*EXERCISE REQUIREMENTS*:
Copy all of the material word for word, except for the pictures.

*Data records*:
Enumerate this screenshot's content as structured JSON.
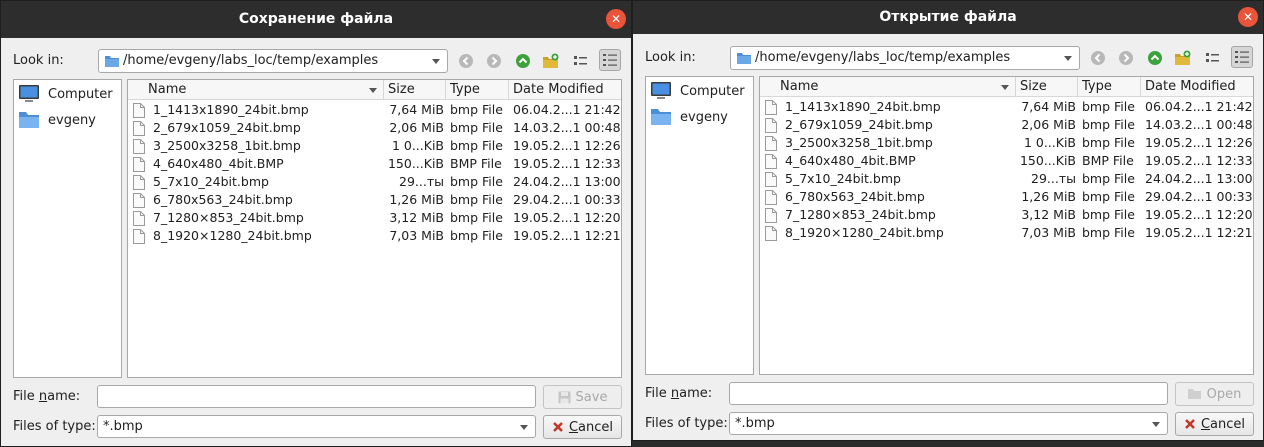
{
  "save_dialog": {
    "title": "Сохранение файла",
    "look_in_label": "Look in:",
    "path": "/home/evgeny/labs_loc/temp/examples",
    "sidebar": [
      {
        "label": "Computer",
        "icon": "computer-icon"
      },
      {
        "label": "evgeny",
        "icon": "folder-icon"
      }
    ],
    "file_name_label_pre": "File ",
    "file_name_label_mn": "n",
    "file_name_label_post": "ame:",
    "file_name_value": "",
    "files_of_type_label": "Files of type:",
    "files_of_type_value": "*.bmp",
    "primary_button": "Save",
    "cancel_button_mn": "C",
    "cancel_button_rest": "ancel"
  },
  "open_dialog": {
    "title": "Открытие файла",
    "look_in_label": "Look in:",
    "path": "/home/evgeny/labs_loc/temp/examples",
    "sidebar": [
      {
        "label": "Computer",
        "icon": "computer-icon"
      },
      {
        "label": "evgeny",
        "icon": "folder-icon"
      }
    ],
    "file_name_label_pre": "File ",
    "file_name_label_mn": "n",
    "file_name_label_post": "ame:",
    "file_name_value": "",
    "files_of_type_label": "Files of type:",
    "files_of_type_value": "*.bmp",
    "primary_button": "Open",
    "cancel_button_mn": "C",
    "cancel_button_rest": "ancel"
  },
  "columns": {
    "name": "Name",
    "size": "Size",
    "type": "Type",
    "date": "Date Modified"
  },
  "files": [
    {
      "name": "1_1413x1890_24bit.bmp",
      "size": "7,64 MiB",
      "type": "bmp File",
      "date": "06.04.2...1 21:42"
    },
    {
      "name": "2_679x1059_24bit.bmp",
      "size": "2,06 MiB",
      "type": "bmp File",
      "date": "14.03.2...1 00:48"
    },
    {
      "name": "3_2500x3258_1bit.bmp",
      "size": "1 0...KiB",
      "type": "bmp File",
      "date": "19.05.2...1 12:26"
    },
    {
      "name": "4_640x480_4bit.BMP",
      "size": "150...KiB",
      "type": "BMP File",
      "date": "19.05.2...1 12:33"
    },
    {
      "name": "5_7x10_24bit.bmp",
      "size": "29...ты",
      "type": "bmp File",
      "date": "24.04.2...1 13:00"
    },
    {
      "name": "6_780x563_24bit.bmp",
      "size": "1,26 MiB",
      "type": "bmp File",
      "date": "29.04.2...1 00:33"
    },
    {
      "name": "7_1280×853_24bit.bmp",
      "size": "3,12 MiB",
      "type": "bmp File",
      "date": "19.05.2...1 12:20"
    },
    {
      "name": "8_1920×1280_24bit.bmp",
      "size": "7,03 MiB",
      "type": "bmp File",
      "date": "19.05.2...1 12:21"
    }
  ],
  "colors": {
    "titlebar": "#2d2d2d",
    "close": "#e9543a",
    "folder": "#4d8fd6",
    "go_up": "#3da23d"
  }
}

*TASK ANSWER*:
Enumerate this screenshot's content as structured JSON.
{
  "save_dialog": {
    "title": "Сохранение файла",
    "look_in_label": "Look in:",
    "path": "/home/evgeny/labs_loc/temp/examples",
    "sidebar": [
      {
        "label": "Computer",
        "icon": "computer-icon"
      },
      {
        "label": "evgeny",
        "icon": "folder-icon"
      }
    ],
    "file_name_label_pre": "File ",
    "file_name_label_mn": "n",
    "file_name_label_post": "ame:",
    "file_name_value": "",
    "files_of_type_label": "Files of type:",
    "files_of_type_value": "*.bmp",
    "primary_button": "Save",
    "cancel_button_mn": "C",
    "cancel_button_rest": "ancel"
  },
  "open_dialog": {
    "title": "Открытие файла",
    "look_in_label": "Look in:",
    "path": "/home/evgeny/labs_loc/temp/examples",
    "sidebar": [
      {
        "label": "Computer",
        "icon": "computer-icon"
      },
      {
        "label": "evgeny",
        "icon": "folder-icon"
      }
    ],
    "file_name_label_pre": "File ",
    "file_name_label_mn": "n",
    "file_name_label_post": "ame:",
    "file_name_value": "",
    "files_of_type_label": "Files of type:",
    "files_of_type_value": "*.bmp",
    "primary_button": "Open",
    "cancel_button_mn": "C",
    "cancel_button_rest": "ancel"
  },
  "columns": {
    "name": "Name",
    "size": "Size",
    "type": "Type",
    "date": "Date Modified"
  },
  "files": [
    {
      "name": "1_1413x1890_24bit.bmp",
      "size": "7,64 MiB",
      "type": "bmp File",
      "date": "06.04.2...1 21:42"
    },
    {
      "name": "2_679x1059_24bit.bmp",
      "size": "2,06 MiB",
      "type": "bmp File",
      "date": "14.03.2...1 00:48"
    },
    {
      "name": "3_2500x3258_1bit.bmp",
      "size": "1 0...KiB",
      "type": "bmp File",
      "date": "19.05.2...1 12:26"
    },
    {
      "name": "4_640x480_4bit.BMP",
      "size": "150...KiB",
      "type": "BMP File",
      "date": "19.05.2...1 12:33"
    },
    {
      "name": "5_7x10_24bit.bmp",
      "size": "29...ты",
      "type": "bmp File",
      "date": "24.04.2...1 13:00"
    },
    {
      "name": "6_780x563_24bit.bmp",
      "size": "1,26 MiB",
      "type": "bmp File",
      "date": "29.04.2...1 00:33"
    },
    {
      "name": "7_1280×853_24bit.bmp",
      "size": "3,12 MiB",
      "type": "bmp File",
      "date": "19.05.2...1 12:20"
    },
    {
      "name": "8_1920×1280_24bit.bmp",
      "size": "7,03 MiB",
      "type": "bmp File",
      "date": "19.05.2...1 12:21"
    }
  ],
  "colors": {
    "titlebar": "#2d2d2d",
    "close": "#e9543a",
    "folder": "#4d8fd6",
    "go_up": "#3da23d"
  }
}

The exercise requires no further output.